Items from a data source

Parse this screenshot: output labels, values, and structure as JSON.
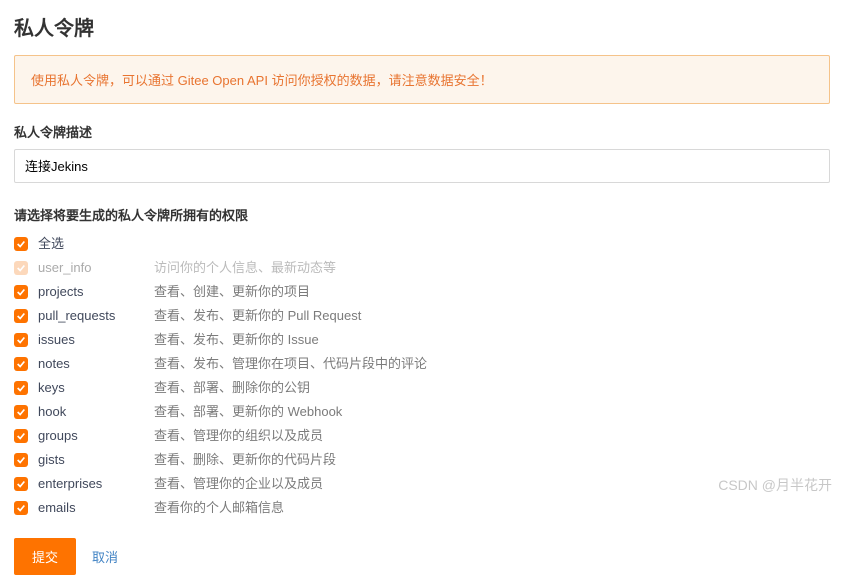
{
  "page": {
    "title": "私人令牌"
  },
  "alert": {
    "prefix": "使用私人令牌，可以通过 ",
    "link": "Gitee Open API",
    "suffix": " 访问你授权的数据，请注意数据安全！"
  },
  "desc": {
    "label": "私人令牌描述",
    "value": "连接Jekins"
  },
  "perms": {
    "label": "请选择将要生成的私人令牌所拥有的权限",
    "select_all": "全选",
    "items": [
      {
        "key": "user_info",
        "desc": "访问你的个人信息、最新动态等",
        "disabled": true
      },
      {
        "key": "projects",
        "desc": "查看、创建、更新你的项目",
        "disabled": false
      },
      {
        "key": "pull_requests",
        "desc": "查看、发布、更新你的 Pull Request",
        "disabled": false
      },
      {
        "key": "issues",
        "desc": "查看、发布、更新你的 Issue",
        "disabled": false
      },
      {
        "key": "notes",
        "desc": "查看、发布、管理你在项目、代码片段中的评论",
        "disabled": false
      },
      {
        "key": "keys",
        "desc": "查看、部署、删除你的公钥",
        "disabled": false
      },
      {
        "key": "hook",
        "desc": "查看、部署、更新你的 Webhook",
        "disabled": false
      },
      {
        "key": "groups",
        "desc": "查看、管理你的组织以及成员",
        "disabled": false
      },
      {
        "key": "gists",
        "desc": "查看、删除、更新你的代码片段",
        "disabled": false
      },
      {
        "key": "enterprises",
        "desc": "查看、管理你的企业以及成员",
        "disabled": false
      },
      {
        "key": "emails",
        "desc": "查看你的个人邮箱信息",
        "disabled": false
      }
    ]
  },
  "actions": {
    "submit": "提交",
    "cancel": "取消"
  },
  "watermark": "CSDN @月半花开"
}
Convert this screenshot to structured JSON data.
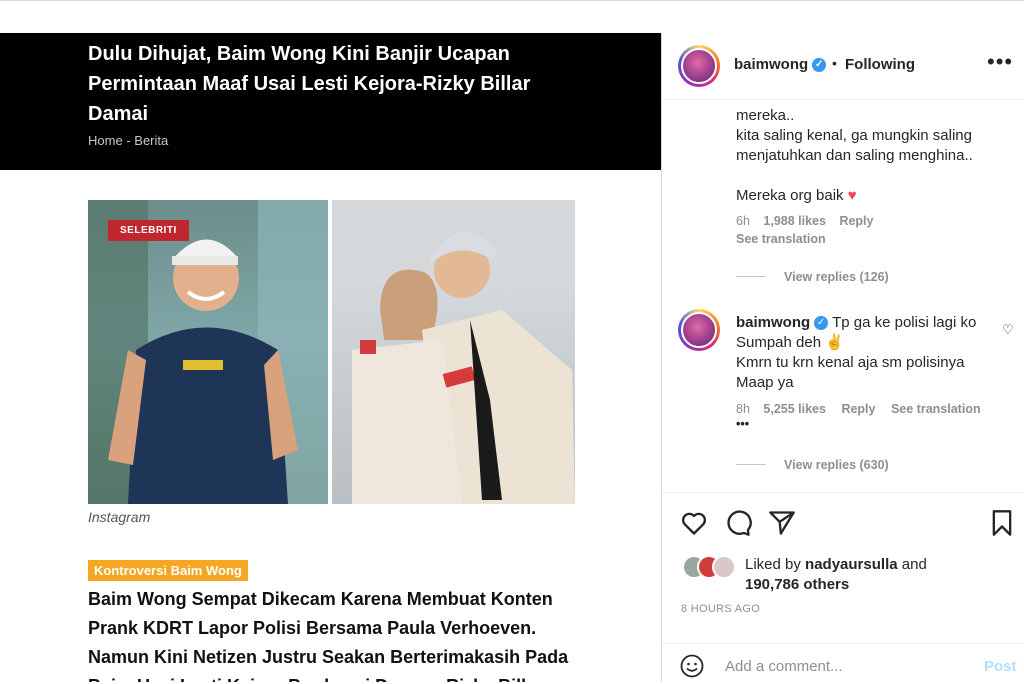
{
  "article": {
    "title": "Dulu Dihujat, Baim Wong Kini Banjir Ucapan Permintaan Maaf Usai Lesti Kejora-Rizky Billar Damai",
    "breadcrumb": [
      "Home",
      "-",
      "Berita"
    ],
    "badge": "SELEBRITI",
    "photo_caption": "Instagram",
    "tag": "Kontroversi Baim Wong",
    "lede": "Baim Wong Sempat Dikecam Karena Membuat Konten Prank KDRT Lapor Polisi Bersama Paula Verhoeven. Namun Kini Netizen Justru Seakan Berterimakasih Pada Baim Usai Lesti Kejora Berdamai Dengan Rizky Billar"
  },
  "header": {
    "username": "baimwong",
    "separator": "•",
    "following_label": "Following",
    "more_label": "•••"
  },
  "comments": [
    {
      "lines": [
        "mereka..",
        "kita saling kenal, ga mungkin saling",
        "menjatuhkan dan saling menghina..",
        "",
        "Mereka org baik"
      ],
      "time": "6h",
      "likes": "1,988 likes",
      "reply": "Reply",
      "see_translation": "See translation",
      "view_replies": "View replies (126)"
    },
    {
      "username": "baimwong",
      "lines": [
        "Tp ga ke polisi lagi ko",
        "Sumpah deh",
        "Kmrn tu krn kenal aja sm polisinya",
        "Maap ya"
      ],
      "time": "8h",
      "likes": "5,255 likes",
      "reply": "Reply",
      "see_translation": "See translation",
      "more": "•••",
      "view_replies": "View replies (630)"
    }
  ],
  "actions": {
    "liked_by_prefix": "Liked by",
    "liked_by_user": "nadyaursulla",
    "liked_by_and": "and",
    "liked_by_others": "190,786 others",
    "time_ago": "8 HOURS AGO",
    "comment_placeholder": "Add a comment...",
    "post_label": "Post"
  },
  "colors": {
    "accent_blue": "#3897f0",
    "post_disabled": "#b2dffc",
    "heart_red": "#ed4956",
    "badge_red": "#c0262d",
    "tag_orange": "#f5a623"
  }
}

WHAT THE TASK ASKS
Without the pictures, print the records in full, exactly as they appear.

TASK RESPONSE
Parse this screenshot: output labels, values, and structure as JSON.
{
  "page": {
    "title": "私人令牌"
  },
  "alert": {
    "prefix": "使用私人令牌，可以通过 ",
    "link": "Gitee Open API",
    "suffix": " 访问你授权的数据，请注意数据安全！"
  },
  "desc": {
    "label": "私人令牌描述",
    "value": "连接Jekins"
  },
  "perms": {
    "label": "请选择将要生成的私人令牌所拥有的权限",
    "select_all": "全选",
    "items": [
      {
        "key": "user_info",
        "desc": "访问你的个人信息、最新动态等",
        "disabled": true
      },
      {
        "key": "projects",
        "desc": "查看、创建、更新你的项目",
        "disabled": false
      },
      {
        "key": "pull_requests",
        "desc": "查看、发布、更新你的 Pull Request",
        "disabled": false
      },
      {
        "key": "issues",
        "desc": "查看、发布、更新你的 Issue",
        "disabled": false
      },
      {
        "key": "notes",
        "desc": "查看、发布、管理你在项目、代码片段中的评论",
        "disabled": false
      },
      {
        "key": "keys",
        "desc": "查看、部署、删除你的公钥",
        "disabled": false
      },
      {
        "key": "hook",
        "desc": "查看、部署、更新你的 Webhook",
        "disabled": false
      },
      {
        "key": "groups",
        "desc": "查看、管理你的组织以及成员",
        "disabled": false
      },
      {
        "key": "gists",
        "desc": "查看、删除、更新你的代码片段",
        "disabled": false
      },
      {
        "key": "enterprises",
        "desc": "查看、管理你的企业以及成员",
        "disabled": false
      },
      {
        "key": "emails",
        "desc": "查看你的个人邮箱信息",
        "disabled": false
      }
    ]
  },
  "actions": {
    "submit": "提交",
    "cancel": "取消"
  },
  "watermark": "CSDN @月半花开"
}
Convert this screenshot to structured JSON data.
{
  "article": {
    "title": "Dulu Dihujat, Baim Wong Kini Banjir Ucapan Permintaan Maaf Usai Lesti Kejora-Rizky Billar Damai",
    "breadcrumb": [
      "Home",
      "-",
      "Berita"
    ],
    "badge": "SELEBRITI",
    "photo_caption": "Instagram",
    "tag": "Kontroversi Baim Wong",
    "lede": "Baim Wong Sempat Dikecam Karena Membuat Konten Prank KDRT Lapor Polisi Bersama Paula Verhoeven. Namun Kini Netizen Justru Seakan Berterimakasih Pada Baim Usai Lesti Kejora Berdamai Dengan Rizky Billar"
  },
  "header": {
    "username": "baimwong",
    "separator": "•",
    "following_label": "Following",
    "more_label": "•••"
  },
  "comments": [
    {
      "lines": [
        "mereka..",
        "kita saling kenal, ga mungkin saling",
        "menjatuhkan dan saling menghina..",
        "",
        "Mereka org baik"
      ],
      "time": "6h",
      "likes": "1,988 likes",
      "reply": "Reply",
      "see_translation": "See translation",
      "view_replies": "View replies (126)"
    },
    {
      "username": "baimwong",
      "lines": [
        "Tp ga ke polisi lagi ko",
        "Sumpah deh",
        "Kmrn tu krn kenal aja sm polisinya",
        "Maap ya"
      ],
      "time": "8h",
      "likes": "5,255 likes",
      "reply": "Reply",
      "see_translation": "See translation",
      "more": "•••",
      "view_replies": "View replies (630)"
    }
  ],
  "actions": {
    "liked_by_prefix": "Liked by",
    "liked_by_user": "nadyaursulla",
    "liked_by_and": "and",
    "liked_by_others": "190,786 others",
    "time_ago": "8 HOURS AGO",
    "comment_placeholder": "Add a comment...",
    "post_label": "Post"
  },
  "colors": {
    "accent_blue": "#3897f0",
    "post_disabled": "#b2dffc",
    "heart_red": "#ed4956",
    "badge_red": "#c0262d",
    "tag_orange": "#f5a623"
  }
}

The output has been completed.